## [What needs to be done]
Make an exact copy of the listing below.

[Figure data in JSON]
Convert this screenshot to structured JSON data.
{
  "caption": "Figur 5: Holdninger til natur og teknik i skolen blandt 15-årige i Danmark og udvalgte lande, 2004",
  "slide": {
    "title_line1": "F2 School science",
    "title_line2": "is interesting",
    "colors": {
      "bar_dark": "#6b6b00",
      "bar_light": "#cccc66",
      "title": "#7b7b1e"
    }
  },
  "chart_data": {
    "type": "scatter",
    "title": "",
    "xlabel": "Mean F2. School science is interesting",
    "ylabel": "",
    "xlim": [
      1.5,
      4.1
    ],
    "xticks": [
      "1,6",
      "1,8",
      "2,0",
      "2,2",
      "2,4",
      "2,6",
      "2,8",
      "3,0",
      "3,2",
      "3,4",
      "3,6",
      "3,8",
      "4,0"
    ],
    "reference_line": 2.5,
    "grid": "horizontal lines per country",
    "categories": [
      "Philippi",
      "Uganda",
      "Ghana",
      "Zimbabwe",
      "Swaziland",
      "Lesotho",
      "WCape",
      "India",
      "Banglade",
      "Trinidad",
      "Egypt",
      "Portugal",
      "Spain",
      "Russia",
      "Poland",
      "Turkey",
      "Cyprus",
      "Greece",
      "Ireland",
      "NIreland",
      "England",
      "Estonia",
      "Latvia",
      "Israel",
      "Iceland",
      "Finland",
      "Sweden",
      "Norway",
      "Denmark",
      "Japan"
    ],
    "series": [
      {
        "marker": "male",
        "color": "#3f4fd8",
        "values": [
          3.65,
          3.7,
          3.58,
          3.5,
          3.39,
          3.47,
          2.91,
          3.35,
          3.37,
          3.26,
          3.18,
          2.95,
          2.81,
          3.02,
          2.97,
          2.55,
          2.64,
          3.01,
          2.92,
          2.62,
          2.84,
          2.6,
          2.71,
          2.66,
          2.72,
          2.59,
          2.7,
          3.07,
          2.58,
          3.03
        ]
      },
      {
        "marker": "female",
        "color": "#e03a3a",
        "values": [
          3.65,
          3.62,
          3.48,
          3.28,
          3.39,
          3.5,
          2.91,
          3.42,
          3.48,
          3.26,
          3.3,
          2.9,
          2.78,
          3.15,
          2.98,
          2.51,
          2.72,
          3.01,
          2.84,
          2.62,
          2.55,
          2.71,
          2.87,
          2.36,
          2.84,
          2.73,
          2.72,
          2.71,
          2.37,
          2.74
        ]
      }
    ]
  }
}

## [Solution to this exercise]
Convert this screenshot to structured JSON data.
{
  "caption": "Figur 5: Holdninger til natur og teknik i skolen blandt 15-årige i Danmark og udvalgte lande, 2004",
  "slide": {
    "title_line1": "F2 School science",
    "title_line2": "is interesting",
    "colors": {
      "bar_dark": "#6b6b00",
      "bar_light": "#cccc66",
      "title": "#7b7b1e"
    }
  },
  "chart_data": {
    "type": "scatter",
    "title": "",
    "xlabel": "Mean F2. School science is interesting",
    "ylabel": "",
    "xlim": [
      1.5,
      4.1
    ],
    "xticks": [
      "1,6",
      "1,8",
      "2,0",
      "2,2",
      "2,4",
      "2,6",
      "2,8",
      "3,0",
      "3,2",
      "3,4",
      "3,6",
      "3,8",
      "4,0"
    ],
    "reference_line": 2.5,
    "grid": "horizontal lines per country",
    "categories": [
      "Philippi",
      "Uganda",
      "Ghana",
      "Zimbabwe",
      "Swaziland",
      "Lesotho",
      "WCape",
      "India",
      "Banglade",
      "Trinidad",
      "Egypt",
      "Portugal",
      "Spain",
      "Russia",
      "Poland",
      "Turkey",
      "Cyprus",
      "Greece",
      "Ireland",
      "NIreland",
      "England",
      "Estonia",
      "Latvia",
      "Israel",
      "Iceland",
      "Finland",
      "Sweden",
      "Norway",
      "Denmark",
      "Japan"
    ],
    "series": [
      {
        "marker": "male",
        "color": "#3f4fd8",
        "values": [
          3.65,
          3.7,
          3.58,
          3.5,
          3.39,
          3.47,
          2.91,
          3.35,
          3.37,
          3.26,
          3.18,
          2.95,
          2.81,
          3.02,
          2.97,
          2.55,
          2.64,
          3.01,
          2.92,
          2.62,
          2.84,
          2.6,
          2.71,
          2.66,
          2.72,
          2.59,
          2.7,
          3.07,
          2.58,
          3.03
        ]
      },
      {
        "marker": "female",
        "color": "#e03a3a",
        "values": [
          3.65,
          3.62,
          3.48,
          3.28,
          3.39,
          3.5,
          2.91,
          3.42,
          3.48,
          3.26,
          3.3,
          2.9,
          2.78,
          3.15,
          2.98,
          2.51,
          2.72,
          3.01,
          2.84,
          2.62,
          2.55,
          2.71,
          2.87,
          2.36,
          2.84,
          2.73,
          2.72,
          2.71,
          2.37,
          2.74
        ]
      }
    ]
  }
}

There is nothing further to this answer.